CHALLENGE
Report only the number of lines that hold the word "Projects".

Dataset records
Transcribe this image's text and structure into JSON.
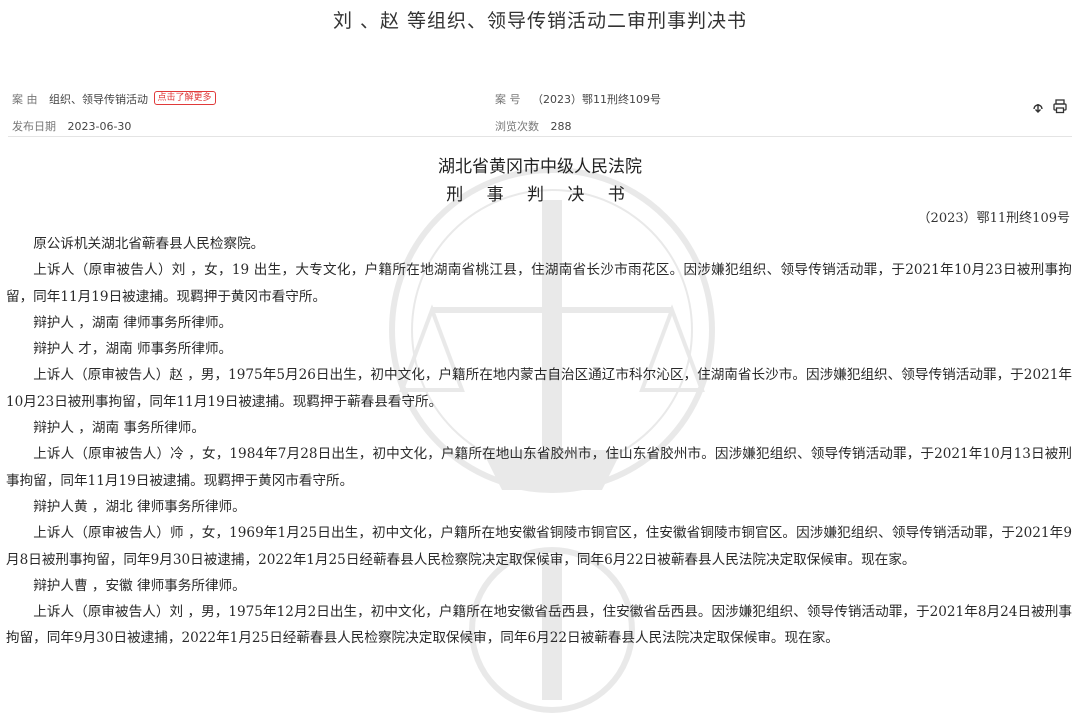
{
  "header": {
    "title": "刘 、赵 等组织、领导传销活动二审刑事判决书"
  },
  "meta": {
    "cause_label": "案 由",
    "cause_value": "组织、领导传销活动",
    "cause_tag": "点击了解更多",
    "case_label": "案 号",
    "case_value": "（2023）鄂11刑终109号",
    "date_label": "发布日期",
    "date_value": "2023-06-30",
    "views_label": "浏览次数",
    "views_value": "288"
  },
  "toolbar": {
    "download_icon": "download-icon",
    "print_icon": "print-icon"
  },
  "document": {
    "court": "湖北省黄冈市中级人民法院",
    "type": "刑 事 判 决 书",
    "case_no": "（2023）鄂11刑终109号",
    "paragraphs": [
      "原公诉机关湖北省蕲春县人民检察院。",
      "上诉人（原审被告人）刘 ，女，19 出生，大专文化，户籍所在地湖南省桃江县，住湖南省长沙市雨花区。因涉嫌犯组织、领导传销活动罪，于2021年10月23日被刑事拘留，同年11月19日被逮捕。现羁押于黄冈市看守所。",
      "辩护人 ，湖南 律师事务所律师。",
      "辩护人 才，湖南 师事务所律师。",
      "上诉人（原审被告人）赵 ，男，1975年5月26日出生，初中文化，户籍所在地内蒙古自治区通辽市科尔沁区，住湖南省长沙市。因涉嫌犯组织、领导传销活动罪，于2021年10月23日被刑事拘留，同年11月19日被逮捕。现羁押于蕲春县看守所。",
      "辩护人 ，湖南 事务所律师。",
      "上诉人（原审被告人）冷 ，女，1984年7月28日出生，初中文化，户籍所在地山东省胶州市，住山东省胶州市。因涉嫌犯组织、领导传销活动罪，于2021年10月13日被刑事拘留，同年11月19日被逮捕。现羁押于黄冈市看守所。",
      "辩护人黄 ，湖北 律师事务所律师。",
      "上诉人（原审被告人）师 ，女，1969年1月25日出生，初中文化，户籍所在地安徽省铜陵市铜官区，住安徽省铜陵市铜官区。因涉嫌犯组织、领导传销活动罪，于2021年9月8日被刑事拘留，同年9月30日被逮捕，2022年1月25日经蕲春县人民检察院决定取保候审，同年6月22日被蕲春县人民法院决定取保候审。现在家。",
      "辩护人曹 ，安徽 律师事务所律师。",
      "上诉人（原审被告人）刘 ，男，1975年12月2日出生，初中文化，户籍所在地安徽省岳西县，住安徽省岳西县。因涉嫌犯组织、领导传销活动罪，于2021年8月24日被刑事拘留，同年9月30日被逮捕，2022年1月25日经蕲春县人民检察院决定取保候审，同年6月22日被蕲春县人民法院决定取保候审。现在家。"
    ]
  }
}
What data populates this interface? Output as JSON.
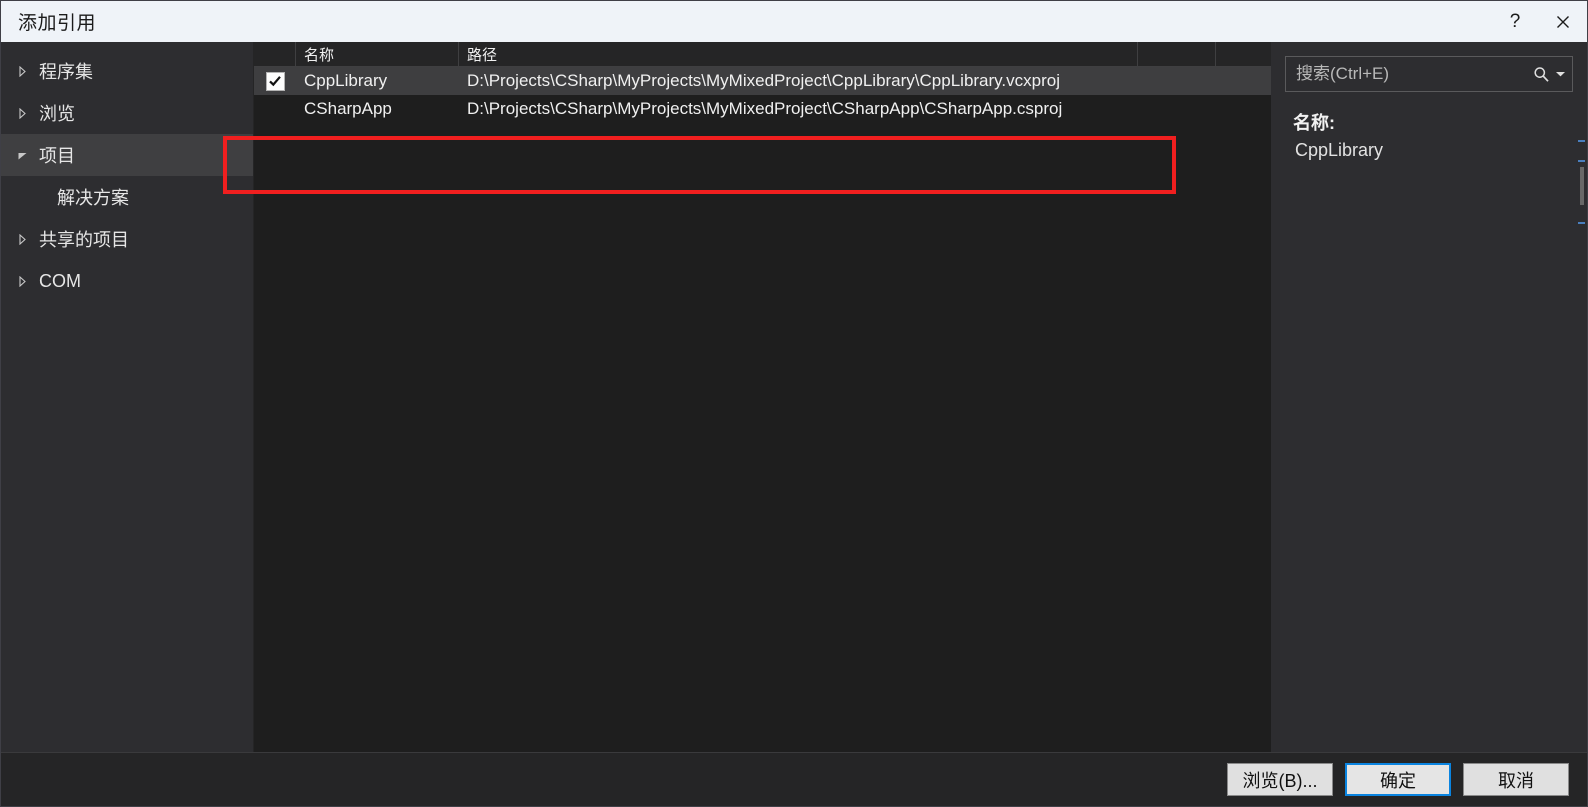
{
  "window": {
    "title": "添加引用",
    "help_button": "?",
    "close_button": "✕",
    "help_icon": "question-mark-icon",
    "close_icon": "close-icon"
  },
  "sidebar": {
    "items": [
      {
        "label": "程序集",
        "expandable": true,
        "expanded": false,
        "selected": false,
        "child": false
      },
      {
        "label": "浏览",
        "expandable": true,
        "expanded": false,
        "selected": false,
        "child": false
      },
      {
        "label": "项目",
        "expandable": true,
        "expanded": true,
        "selected": true,
        "child": false
      },
      {
        "label": "解决方案",
        "expandable": false,
        "expanded": false,
        "selected": false,
        "child": true
      },
      {
        "label": "共享的项目",
        "expandable": true,
        "expanded": false,
        "selected": false,
        "child": false
      },
      {
        "label": "COM",
        "expandable": true,
        "expanded": false,
        "selected": false,
        "child": false
      }
    ]
  },
  "grid": {
    "columns": [
      "",
      "名称",
      "路径",
      "",
      ""
    ],
    "rows": [
      {
        "checked": true,
        "selected": true,
        "name": "CppLibrary",
        "path": "D:\\Projects\\CSharp\\MyProjects\\MyMixedProject\\CppLibrary\\CppLibrary.vcxproj"
      },
      {
        "checked": false,
        "selected": false,
        "name": "CSharpApp",
        "path": "D:\\Projects\\CSharp\\MyProjects\\MyMixedProject\\CSharpApp\\CSharpApp.csproj"
      }
    ]
  },
  "search": {
    "placeholder": "搜索(Ctrl+E)",
    "value": "",
    "icon": "search-icon",
    "dropdown_icon": "chevron-down-icon"
  },
  "details": {
    "name_key": "名称:",
    "name_value": "CppLibrary"
  },
  "footer": {
    "browse_label": "浏览(B)...",
    "ok_label": "确定",
    "cancel_label": "取消"
  },
  "annotation": {
    "color": "#f01f1f",
    "shape": "rectangle-highlight"
  },
  "colors": {
    "titlebar_bg": "#eff3f8",
    "dialog_bg": "#2d2d30",
    "list_bg": "#1e1e1e",
    "selection_bg": "#3e3e40",
    "accent_blue": "#0a84e0",
    "annotation_red": "#f01f1f"
  }
}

SOLUTION FOR THIS EXERCISE
2